What you will do — Write the data out again, exactly as given.
[Start Extracted information]
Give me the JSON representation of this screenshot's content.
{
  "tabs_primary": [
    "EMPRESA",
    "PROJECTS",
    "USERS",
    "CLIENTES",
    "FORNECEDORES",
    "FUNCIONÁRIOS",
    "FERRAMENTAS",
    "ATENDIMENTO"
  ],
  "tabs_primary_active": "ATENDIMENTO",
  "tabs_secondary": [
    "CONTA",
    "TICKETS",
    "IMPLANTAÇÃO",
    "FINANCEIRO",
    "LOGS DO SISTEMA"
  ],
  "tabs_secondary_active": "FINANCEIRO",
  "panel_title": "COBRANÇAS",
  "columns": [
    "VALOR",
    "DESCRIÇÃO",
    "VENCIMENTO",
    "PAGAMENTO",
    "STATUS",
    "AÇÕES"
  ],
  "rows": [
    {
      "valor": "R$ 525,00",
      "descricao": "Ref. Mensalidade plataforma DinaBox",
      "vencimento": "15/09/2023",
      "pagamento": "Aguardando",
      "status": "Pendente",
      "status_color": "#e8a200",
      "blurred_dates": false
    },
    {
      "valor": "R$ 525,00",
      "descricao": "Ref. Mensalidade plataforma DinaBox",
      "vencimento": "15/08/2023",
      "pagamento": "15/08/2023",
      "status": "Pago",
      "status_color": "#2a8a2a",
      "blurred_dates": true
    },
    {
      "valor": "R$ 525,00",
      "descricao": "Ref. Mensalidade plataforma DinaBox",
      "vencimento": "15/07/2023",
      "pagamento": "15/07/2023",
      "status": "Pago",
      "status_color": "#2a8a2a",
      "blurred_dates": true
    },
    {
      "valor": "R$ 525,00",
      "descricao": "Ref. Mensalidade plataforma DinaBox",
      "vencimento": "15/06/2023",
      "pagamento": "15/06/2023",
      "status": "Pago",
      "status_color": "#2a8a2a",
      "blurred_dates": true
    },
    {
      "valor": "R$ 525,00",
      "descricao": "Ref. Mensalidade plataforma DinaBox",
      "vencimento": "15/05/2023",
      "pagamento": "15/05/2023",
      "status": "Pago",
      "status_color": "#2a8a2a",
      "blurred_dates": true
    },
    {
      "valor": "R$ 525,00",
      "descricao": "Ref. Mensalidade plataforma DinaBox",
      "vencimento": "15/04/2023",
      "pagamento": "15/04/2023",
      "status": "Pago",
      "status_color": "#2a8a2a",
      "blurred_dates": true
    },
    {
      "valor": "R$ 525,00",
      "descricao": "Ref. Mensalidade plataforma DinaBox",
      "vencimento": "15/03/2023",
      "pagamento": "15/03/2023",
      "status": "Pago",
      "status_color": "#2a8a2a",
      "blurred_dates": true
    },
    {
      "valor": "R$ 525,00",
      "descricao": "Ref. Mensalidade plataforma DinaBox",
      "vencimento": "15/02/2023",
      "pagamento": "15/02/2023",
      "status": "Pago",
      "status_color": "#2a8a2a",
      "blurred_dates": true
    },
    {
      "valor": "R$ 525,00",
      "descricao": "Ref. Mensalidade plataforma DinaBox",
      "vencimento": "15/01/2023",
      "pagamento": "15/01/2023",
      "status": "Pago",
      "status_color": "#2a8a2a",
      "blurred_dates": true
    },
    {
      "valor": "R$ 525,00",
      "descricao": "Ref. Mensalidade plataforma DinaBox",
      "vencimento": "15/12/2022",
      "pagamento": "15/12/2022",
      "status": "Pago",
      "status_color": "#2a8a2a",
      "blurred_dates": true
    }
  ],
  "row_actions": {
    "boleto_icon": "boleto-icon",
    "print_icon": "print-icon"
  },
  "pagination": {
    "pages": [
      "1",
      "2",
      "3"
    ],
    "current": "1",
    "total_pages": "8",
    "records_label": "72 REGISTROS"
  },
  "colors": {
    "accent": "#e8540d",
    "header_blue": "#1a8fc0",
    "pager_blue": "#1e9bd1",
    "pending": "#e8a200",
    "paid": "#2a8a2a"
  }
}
[End Extracted information]
Reply to the task —
Give me the JSON representation of this screenshot's content.
{
  "tabs_primary": [
    "EMPRESA",
    "PROJECTS",
    "USERS",
    "CLIENTES",
    "FORNECEDORES",
    "FUNCIONÁRIOS",
    "FERRAMENTAS",
    "ATENDIMENTO"
  ],
  "tabs_primary_active": "ATENDIMENTO",
  "tabs_secondary": [
    "CONTA",
    "TICKETS",
    "IMPLANTAÇÃO",
    "FINANCEIRO",
    "LOGS DO SISTEMA"
  ],
  "tabs_secondary_active": "FINANCEIRO",
  "panel_title": "COBRANÇAS",
  "columns": [
    "VALOR",
    "DESCRIÇÃO",
    "VENCIMENTO",
    "PAGAMENTO",
    "STATUS",
    "AÇÕES"
  ],
  "rows": [
    {
      "valor": "R$ 525,00",
      "descricao": "Ref. Mensalidade plataforma DinaBox",
      "vencimento": "15/09/2023",
      "pagamento": "Aguardando",
      "status": "Pendente",
      "status_color": "#e8a200",
      "blurred_dates": false
    },
    {
      "valor": "R$ 525,00",
      "descricao": "Ref. Mensalidade plataforma DinaBox",
      "vencimento": "15/08/2023",
      "pagamento": "15/08/2023",
      "status": "Pago",
      "status_color": "#2a8a2a",
      "blurred_dates": true
    },
    {
      "valor": "R$ 525,00",
      "descricao": "Ref. Mensalidade plataforma DinaBox",
      "vencimento": "15/07/2023",
      "pagamento": "15/07/2023",
      "status": "Pago",
      "status_color": "#2a8a2a",
      "blurred_dates": true
    },
    {
      "valor": "R$ 525,00",
      "descricao": "Ref. Mensalidade plataforma DinaBox",
      "vencimento": "15/06/2023",
      "pagamento": "15/06/2023",
      "status": "Pago",
      "status_color": "#2a8a2a",
      "blurred_dates": true
    },
    {
      "valor": "R$ 525,00",
      "descricao": "Ref. Mensalidade plataforma DinaBox",
      "vencimento": "15/05/2023",
      "pagamento": "15/05/2023",
      "status": "Pago",
      "status_color": "#2a8a2a",
      "blurred_dates": true
    },
    {
      "valor": "R$ 525,00",
      "descricao": "Ref. Mensalidade plataforma DinaBox",
      "vencimento": "15/04/2023",
      "pagamento": "15/04/2023",
      "status": "Pago",
      "status_color": "#2a8a2a",
      "blurred_dates": true
    },
    {
      "valor": "R$ 525,00",
      "descricao": "Ref. Mensalidade plataforma DinaBox",
      "vencimento": "15/03/2023",
      "pagamento": "15/03/2023",
      "status": "Pago",
      "status_color": "#2a8a2a",
      "blurred_dates": true
    },
    {
      "valor": "R$ 525,00",
      "descricao": "Ref. Mensalidade plataforma DinaBox",
      "vencimento": "15/02/2023",
      "pagamento": "15/02/2023",
      "status": "Pago",
      "status_color": "#2a8a2a",
      "blurred_dates": true
    },
    {
      "valor": "R$ 525,00",
      "descricao": "Ref. Mensalidade plataforma DinaBox",
      "vencimento": "15/01/2023",
      "pagamento": "15/01/2023",
      "status": "Pago",
      "status_color": "#2a8a2a",
      "blurred_dates": true
    },
    {
      "valor": "R$ 525,00",
      "descricao": "Ref. Mensalidade plataforma DinaBox",
      "vencimento": "15/12/2022",
      "pagamento": "15/12/2022",
      "status": "Pago",
      "status_color": "#2a8a2a",
      "blurred_dates": true
    }
  ],
  "row_actions": {
    "boleto_icon": "boleto-icon",
    "print_icon": "print-icon"
  },
  "pagination": {
    "pages": [
      "1",
      "2",
      "3"
    ],
    "current": "1",
    "total_pages": "8",
    "records_label": "72 REGISTROS"
  },
  "colors": {
    "accent": "#e8540d",
    "header_blue": "#1a8fc0",
    "pager_blue": "#1e9bd1",
    "pending": "#e8a200",
    "paid": "#2a8a2a"
  }
}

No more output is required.